The request
Look through the lines below and extract any with the word "text".

Provided material
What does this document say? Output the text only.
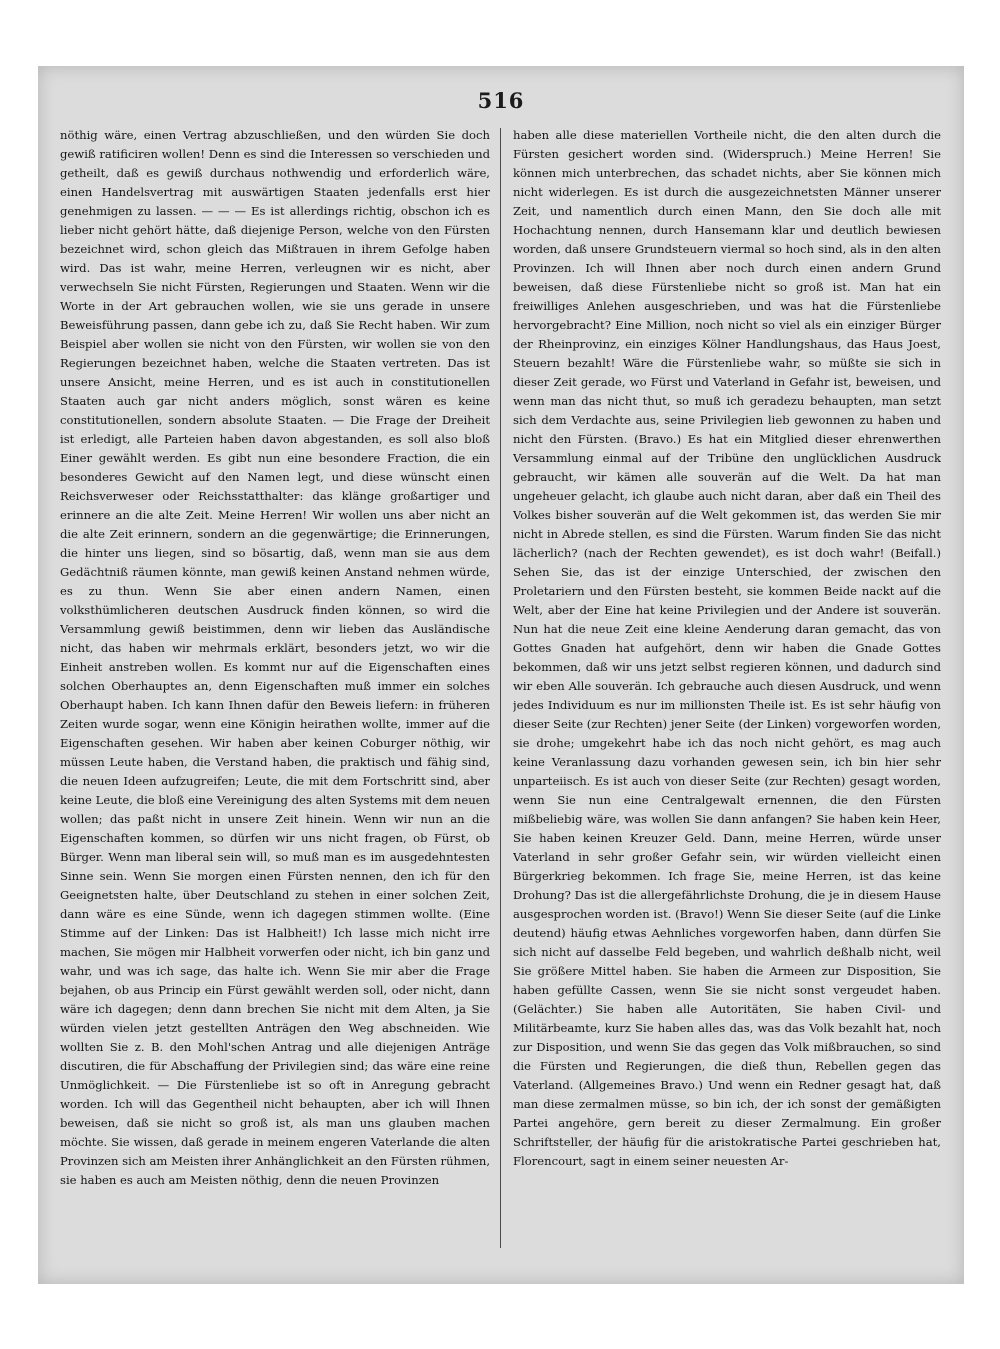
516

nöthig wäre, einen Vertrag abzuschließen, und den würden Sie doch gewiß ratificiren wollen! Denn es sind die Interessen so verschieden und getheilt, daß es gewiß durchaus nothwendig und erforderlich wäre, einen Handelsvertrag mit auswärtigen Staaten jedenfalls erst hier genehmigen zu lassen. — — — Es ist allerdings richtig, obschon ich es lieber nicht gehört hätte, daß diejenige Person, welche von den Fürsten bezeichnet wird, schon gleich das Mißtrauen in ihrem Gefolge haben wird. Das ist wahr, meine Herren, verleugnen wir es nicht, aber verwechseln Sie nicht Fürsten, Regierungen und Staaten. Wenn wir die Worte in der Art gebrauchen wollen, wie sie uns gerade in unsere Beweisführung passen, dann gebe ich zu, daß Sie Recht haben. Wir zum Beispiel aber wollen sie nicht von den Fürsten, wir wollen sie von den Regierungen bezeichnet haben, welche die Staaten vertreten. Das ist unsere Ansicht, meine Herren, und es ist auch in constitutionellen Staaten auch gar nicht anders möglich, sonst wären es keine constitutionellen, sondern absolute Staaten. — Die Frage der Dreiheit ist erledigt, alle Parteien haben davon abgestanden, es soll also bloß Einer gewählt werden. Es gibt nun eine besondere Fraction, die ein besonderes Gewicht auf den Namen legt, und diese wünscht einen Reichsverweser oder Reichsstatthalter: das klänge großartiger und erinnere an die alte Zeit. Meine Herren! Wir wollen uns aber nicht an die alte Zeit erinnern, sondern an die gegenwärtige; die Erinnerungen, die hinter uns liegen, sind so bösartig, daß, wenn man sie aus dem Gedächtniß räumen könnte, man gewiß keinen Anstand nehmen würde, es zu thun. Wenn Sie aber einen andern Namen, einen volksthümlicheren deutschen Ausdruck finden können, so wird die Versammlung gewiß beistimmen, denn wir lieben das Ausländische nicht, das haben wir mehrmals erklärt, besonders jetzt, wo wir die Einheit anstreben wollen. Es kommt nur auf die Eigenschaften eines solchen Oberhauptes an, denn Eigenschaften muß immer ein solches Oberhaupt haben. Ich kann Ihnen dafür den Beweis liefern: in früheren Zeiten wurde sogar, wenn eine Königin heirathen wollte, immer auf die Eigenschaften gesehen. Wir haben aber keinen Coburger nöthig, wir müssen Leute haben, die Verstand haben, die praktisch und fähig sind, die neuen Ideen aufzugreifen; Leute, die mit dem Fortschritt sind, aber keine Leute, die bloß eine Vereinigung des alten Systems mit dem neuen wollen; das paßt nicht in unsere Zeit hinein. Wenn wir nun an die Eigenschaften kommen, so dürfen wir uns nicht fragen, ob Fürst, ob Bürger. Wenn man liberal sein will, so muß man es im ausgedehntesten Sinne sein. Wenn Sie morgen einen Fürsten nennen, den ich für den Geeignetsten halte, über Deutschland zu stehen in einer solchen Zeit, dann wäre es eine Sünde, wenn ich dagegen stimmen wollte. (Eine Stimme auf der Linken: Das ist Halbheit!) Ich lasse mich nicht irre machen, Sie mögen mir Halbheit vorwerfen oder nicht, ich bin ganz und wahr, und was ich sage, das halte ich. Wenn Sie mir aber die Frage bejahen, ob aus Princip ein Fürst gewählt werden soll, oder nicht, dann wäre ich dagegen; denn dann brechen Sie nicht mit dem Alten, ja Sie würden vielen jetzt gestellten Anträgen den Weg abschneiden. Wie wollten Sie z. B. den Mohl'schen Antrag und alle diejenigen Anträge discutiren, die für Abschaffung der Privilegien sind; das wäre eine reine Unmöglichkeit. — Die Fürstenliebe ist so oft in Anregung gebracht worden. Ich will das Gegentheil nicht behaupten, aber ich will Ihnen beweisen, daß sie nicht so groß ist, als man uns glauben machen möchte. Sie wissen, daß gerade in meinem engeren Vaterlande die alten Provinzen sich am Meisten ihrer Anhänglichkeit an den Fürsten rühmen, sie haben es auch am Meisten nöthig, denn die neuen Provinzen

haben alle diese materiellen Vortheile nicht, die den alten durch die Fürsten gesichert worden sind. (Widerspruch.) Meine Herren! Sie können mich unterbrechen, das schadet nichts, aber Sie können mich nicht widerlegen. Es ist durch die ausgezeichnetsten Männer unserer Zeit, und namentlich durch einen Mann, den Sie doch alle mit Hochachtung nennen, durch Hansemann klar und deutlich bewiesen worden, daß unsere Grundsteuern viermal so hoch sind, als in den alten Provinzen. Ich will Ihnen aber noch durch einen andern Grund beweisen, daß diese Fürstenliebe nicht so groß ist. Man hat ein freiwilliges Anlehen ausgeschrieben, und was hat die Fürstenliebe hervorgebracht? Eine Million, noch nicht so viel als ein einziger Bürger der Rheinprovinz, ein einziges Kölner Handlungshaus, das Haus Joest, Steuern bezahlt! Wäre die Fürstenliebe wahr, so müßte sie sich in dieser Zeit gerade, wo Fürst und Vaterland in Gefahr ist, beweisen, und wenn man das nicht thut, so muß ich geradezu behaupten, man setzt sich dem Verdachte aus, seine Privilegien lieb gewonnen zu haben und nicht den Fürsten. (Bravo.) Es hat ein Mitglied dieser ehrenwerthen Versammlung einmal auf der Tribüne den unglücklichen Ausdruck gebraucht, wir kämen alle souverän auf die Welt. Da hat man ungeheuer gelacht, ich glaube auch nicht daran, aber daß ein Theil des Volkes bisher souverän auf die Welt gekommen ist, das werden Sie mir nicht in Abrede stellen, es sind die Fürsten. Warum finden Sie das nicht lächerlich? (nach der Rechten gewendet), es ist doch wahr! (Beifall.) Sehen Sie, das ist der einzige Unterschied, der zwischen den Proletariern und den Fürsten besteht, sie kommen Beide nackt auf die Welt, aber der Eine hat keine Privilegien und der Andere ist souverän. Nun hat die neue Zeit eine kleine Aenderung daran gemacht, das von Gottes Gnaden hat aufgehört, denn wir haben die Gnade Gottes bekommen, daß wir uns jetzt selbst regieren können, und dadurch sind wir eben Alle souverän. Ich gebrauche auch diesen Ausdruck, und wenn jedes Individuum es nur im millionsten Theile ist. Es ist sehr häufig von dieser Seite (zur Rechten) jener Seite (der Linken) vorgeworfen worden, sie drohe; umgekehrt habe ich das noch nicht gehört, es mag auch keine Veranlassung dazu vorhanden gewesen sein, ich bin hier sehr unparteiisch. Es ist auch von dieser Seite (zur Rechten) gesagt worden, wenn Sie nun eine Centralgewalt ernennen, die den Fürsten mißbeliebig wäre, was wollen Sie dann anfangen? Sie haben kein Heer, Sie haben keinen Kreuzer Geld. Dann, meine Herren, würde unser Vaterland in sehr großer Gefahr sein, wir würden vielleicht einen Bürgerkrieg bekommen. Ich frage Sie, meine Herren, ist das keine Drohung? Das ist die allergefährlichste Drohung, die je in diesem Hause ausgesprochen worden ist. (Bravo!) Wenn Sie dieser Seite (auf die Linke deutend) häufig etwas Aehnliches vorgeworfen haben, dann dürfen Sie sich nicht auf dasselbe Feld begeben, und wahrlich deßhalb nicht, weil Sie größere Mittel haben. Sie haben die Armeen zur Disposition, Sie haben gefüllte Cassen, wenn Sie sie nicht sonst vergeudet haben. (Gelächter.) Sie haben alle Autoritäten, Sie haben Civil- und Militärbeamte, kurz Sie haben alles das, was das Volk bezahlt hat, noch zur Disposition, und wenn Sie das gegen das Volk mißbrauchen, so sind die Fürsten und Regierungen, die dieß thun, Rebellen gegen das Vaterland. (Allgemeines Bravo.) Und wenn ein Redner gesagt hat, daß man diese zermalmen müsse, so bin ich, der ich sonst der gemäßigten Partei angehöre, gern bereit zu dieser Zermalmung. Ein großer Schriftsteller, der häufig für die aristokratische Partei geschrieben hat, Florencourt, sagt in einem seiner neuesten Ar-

==

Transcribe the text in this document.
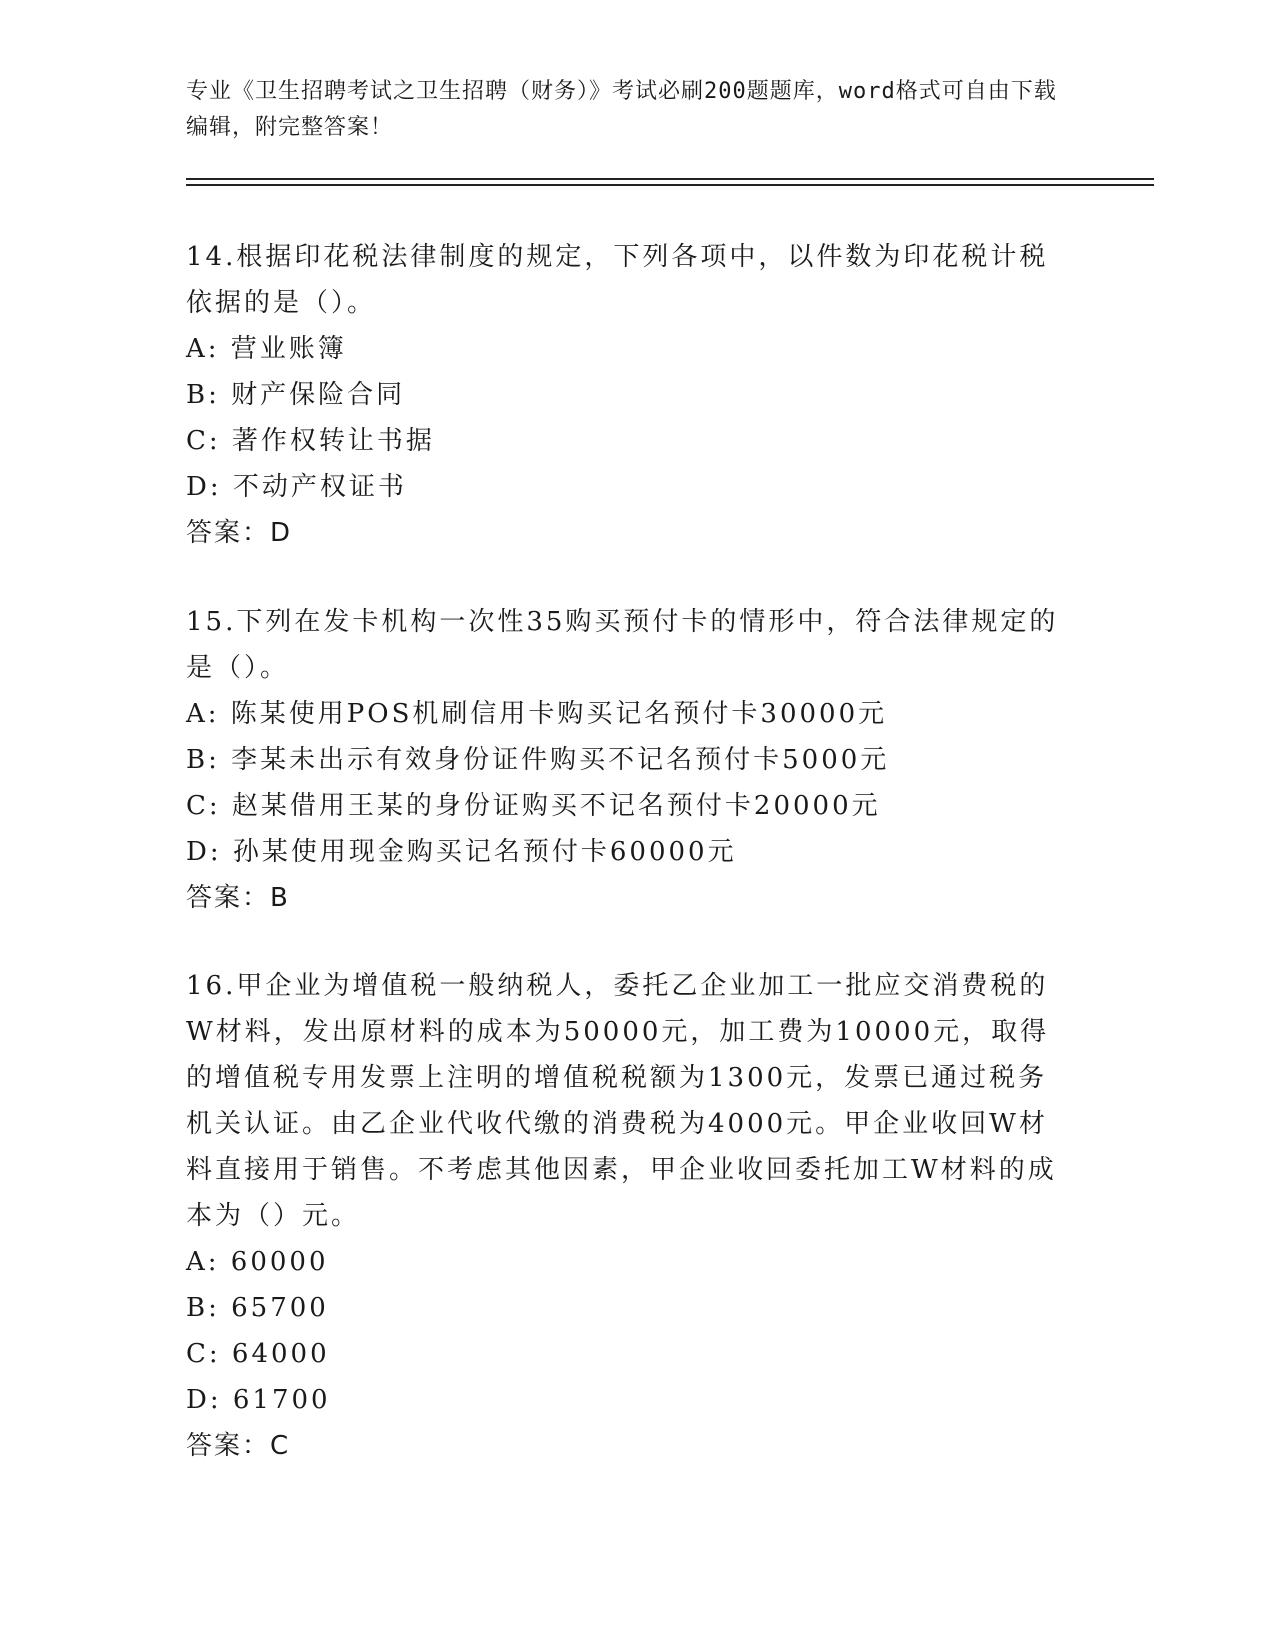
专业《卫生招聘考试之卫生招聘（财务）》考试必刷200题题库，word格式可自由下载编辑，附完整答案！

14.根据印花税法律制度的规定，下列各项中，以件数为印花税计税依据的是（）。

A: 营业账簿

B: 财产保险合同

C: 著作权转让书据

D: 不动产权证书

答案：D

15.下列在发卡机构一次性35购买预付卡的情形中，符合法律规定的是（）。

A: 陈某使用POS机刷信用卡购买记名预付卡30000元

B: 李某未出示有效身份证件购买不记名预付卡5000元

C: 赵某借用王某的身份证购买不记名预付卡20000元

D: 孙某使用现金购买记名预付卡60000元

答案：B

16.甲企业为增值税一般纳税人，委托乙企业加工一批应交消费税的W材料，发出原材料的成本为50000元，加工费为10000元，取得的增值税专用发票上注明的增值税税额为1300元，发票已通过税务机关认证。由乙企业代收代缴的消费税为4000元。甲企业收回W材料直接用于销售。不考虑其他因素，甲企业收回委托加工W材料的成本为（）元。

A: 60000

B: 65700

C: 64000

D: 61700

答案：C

Result for this exercise
What does this document say? Output the text only.
Transcribe the text in this document.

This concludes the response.